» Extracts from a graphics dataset

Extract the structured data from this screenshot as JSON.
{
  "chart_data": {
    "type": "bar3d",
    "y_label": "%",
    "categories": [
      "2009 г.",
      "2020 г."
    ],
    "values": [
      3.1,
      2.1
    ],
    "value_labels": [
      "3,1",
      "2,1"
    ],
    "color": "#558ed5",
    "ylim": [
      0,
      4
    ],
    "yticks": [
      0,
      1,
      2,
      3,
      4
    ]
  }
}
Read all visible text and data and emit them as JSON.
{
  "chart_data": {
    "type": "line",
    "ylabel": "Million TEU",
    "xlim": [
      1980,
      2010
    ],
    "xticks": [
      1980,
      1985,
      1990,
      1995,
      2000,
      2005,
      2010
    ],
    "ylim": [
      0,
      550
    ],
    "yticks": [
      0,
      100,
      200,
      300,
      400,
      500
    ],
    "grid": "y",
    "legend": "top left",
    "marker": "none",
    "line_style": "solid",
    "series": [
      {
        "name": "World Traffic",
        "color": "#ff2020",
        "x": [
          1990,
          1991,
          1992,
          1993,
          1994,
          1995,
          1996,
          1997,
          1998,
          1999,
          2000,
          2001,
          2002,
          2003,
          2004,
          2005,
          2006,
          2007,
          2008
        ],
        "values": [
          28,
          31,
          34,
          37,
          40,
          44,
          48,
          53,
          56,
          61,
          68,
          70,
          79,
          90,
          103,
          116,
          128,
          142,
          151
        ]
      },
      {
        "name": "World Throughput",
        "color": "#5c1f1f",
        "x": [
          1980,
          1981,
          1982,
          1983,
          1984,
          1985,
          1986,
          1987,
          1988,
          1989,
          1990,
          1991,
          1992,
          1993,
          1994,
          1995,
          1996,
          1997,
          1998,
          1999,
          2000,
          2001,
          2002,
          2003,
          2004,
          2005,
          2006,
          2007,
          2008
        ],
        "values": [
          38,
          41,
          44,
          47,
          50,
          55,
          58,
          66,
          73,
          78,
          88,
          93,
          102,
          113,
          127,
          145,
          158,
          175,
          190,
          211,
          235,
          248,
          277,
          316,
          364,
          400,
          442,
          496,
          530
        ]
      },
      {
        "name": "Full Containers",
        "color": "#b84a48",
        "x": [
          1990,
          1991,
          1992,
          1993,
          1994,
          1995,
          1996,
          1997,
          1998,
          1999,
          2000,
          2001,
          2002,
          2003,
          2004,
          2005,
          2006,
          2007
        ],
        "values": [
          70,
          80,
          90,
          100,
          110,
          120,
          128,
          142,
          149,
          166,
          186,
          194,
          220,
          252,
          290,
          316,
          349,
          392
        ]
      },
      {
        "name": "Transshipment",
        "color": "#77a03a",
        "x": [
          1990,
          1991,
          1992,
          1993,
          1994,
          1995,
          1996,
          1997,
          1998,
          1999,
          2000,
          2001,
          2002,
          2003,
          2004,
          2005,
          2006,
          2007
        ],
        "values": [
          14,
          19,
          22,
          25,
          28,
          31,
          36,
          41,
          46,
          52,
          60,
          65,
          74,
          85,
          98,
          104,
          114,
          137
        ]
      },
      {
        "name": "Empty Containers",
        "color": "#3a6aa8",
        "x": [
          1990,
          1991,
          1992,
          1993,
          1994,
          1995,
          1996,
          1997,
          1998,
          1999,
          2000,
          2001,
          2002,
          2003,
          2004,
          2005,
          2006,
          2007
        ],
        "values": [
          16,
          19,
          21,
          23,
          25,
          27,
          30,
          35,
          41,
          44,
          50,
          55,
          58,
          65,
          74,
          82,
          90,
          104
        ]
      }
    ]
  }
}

» Written problem
Every entry needs to be retyped exactly.

» The completed task
Extract the structured data from this screenshot as JSON.
{
  "chart_data": {
    "type": "bar3d",
    "y_label": "%",
    "categories": [
      "2009 г.",
      "2020 г."
    ],
    "values": [
      3.1,
      2.1
    ],
    "value_labels": [
      "3,1",
      "2,1"
    ],
    "color": "#558ed5",
    "ylim": [
      0,
      4
    ],
    "yticks": [
      0,
      1,
      2,
      3,
      4
    ]
  }
}
Read all visible text and data and emit them as JSON.
{
  "chart_data": {
    "type": "line",
    "ylabel": "Million TEU",
    "xlim": [
      1980,
      2010
    ],
    "xticks": [
      1980,
      1985,
      1990,
      1995,
      2000,
      2005,
      2010
    ],
    "ylim": [
      0,
      550
    ],
    "yticks": [
      0,
      100,
      200,
      300,
      400,
      500
    ],
    "grid": "y",
    "legend": "top left",
    "marker": "none",
    "line_style": "solid",
    "series": [
      {
        "name": "World Traffic",
        "color": "#ff2020",
        "x": [
          1990,
          1991,
          1992,
          1993,
          1994,
          1995,
          1996,
          1997,
          1998,
          1999,
          2000,
          2001,
          2002,
          2003,
          2004,
          2005,
          2006,
          2007,
          2008
        ],
        "values": [
          28,
          31,
          34,
          37,
          40,
          44,
          48,
          53,
          56,
          61,
          68,
          70,
          79,
          90,
          103,
          116,
          128,
          142,
          151
        ]
      },
      {
        "name": "World Throughput",
        "color": "#5c1f1f",
        "x": [
          1980,
          1981,
          1982,
          1983,
          1984,
          1985,
          1986,
          1987,
          1988,
          1989,
          1990,
          1991,
          1992,
          1993,
          1994,
          1995,
          1996,
          1997,
          1998,
          1999,
          2000,
          2001,
          2002,
          2003,
          2004,
          2005,
          2006,
          2007,
          2008
        ],
        "values": [
          38,
          41,
          44,
          47,
          50,
          55,
          58,
          66,
          73,
          78,
          88,
          93,
          102,
          113,
          127,
          145,
          158,
          175,
          190,
          211,
          235,
          248,
          277,
          316,
          364,
          400,
          442,
          496,
          530
        ]
      },
      {
        "name": "Full Containers",
        "color": "#b84a48",
        "x": [
          1990,
          1991,
          1992,
          1993,
          1994,
          1995,
          1996,
          1997,
          1998,
          1999,
          2000,
          2001,
          2002,
          2003,
          2004,
          2005,
          2006,
          2007
        ],
        "values": [
          70,
          80,
          90,
          100,
          110,
          120,
          128,
          142,
          149,
          166,
          186,
          194,
          220,
          252,
          290,
          316,
          349,
          392
        ]
      },
      {
        "name": "Transshipment",
        "color": "#77a03a",
        "x": [
          1990,
          1991,
          1992,
          1993,
          1994,
          1995,
          1996,
          1997,
          1998,
          1999,
          2000,
          2001,
          2002,
          2003,
          2004,
          2005,
          2006,
          2007
        ],
        "values": [
          14,
          19,
          22,
          25,
          28,
          31,
          36,
          41,
          46,
          52,
          60,
          65,
          74,
          85,
          98,
          104,
          114,
          137
        ]
      },
      {
        "name": "Empty Containers",
        "color": "#3a6aa8",
        "x": [
          1990,
          1991,
          1992,
          1993,
          1994,
          1995,
          1996,
          1997,
          1998,
          1999,
          2000,
          2001,
          2002,
          2003,
          2004,
          2005,
          2006,
          2007
        ],
        "values": [
          16,
          19,
          21,
          23,
          25,
          27,
          30,
          35,
          41,
          44,
          50,
          55,
          58,
          65,
          74,
          82,
          90,
          104
        ]
      }
    ]
  }
}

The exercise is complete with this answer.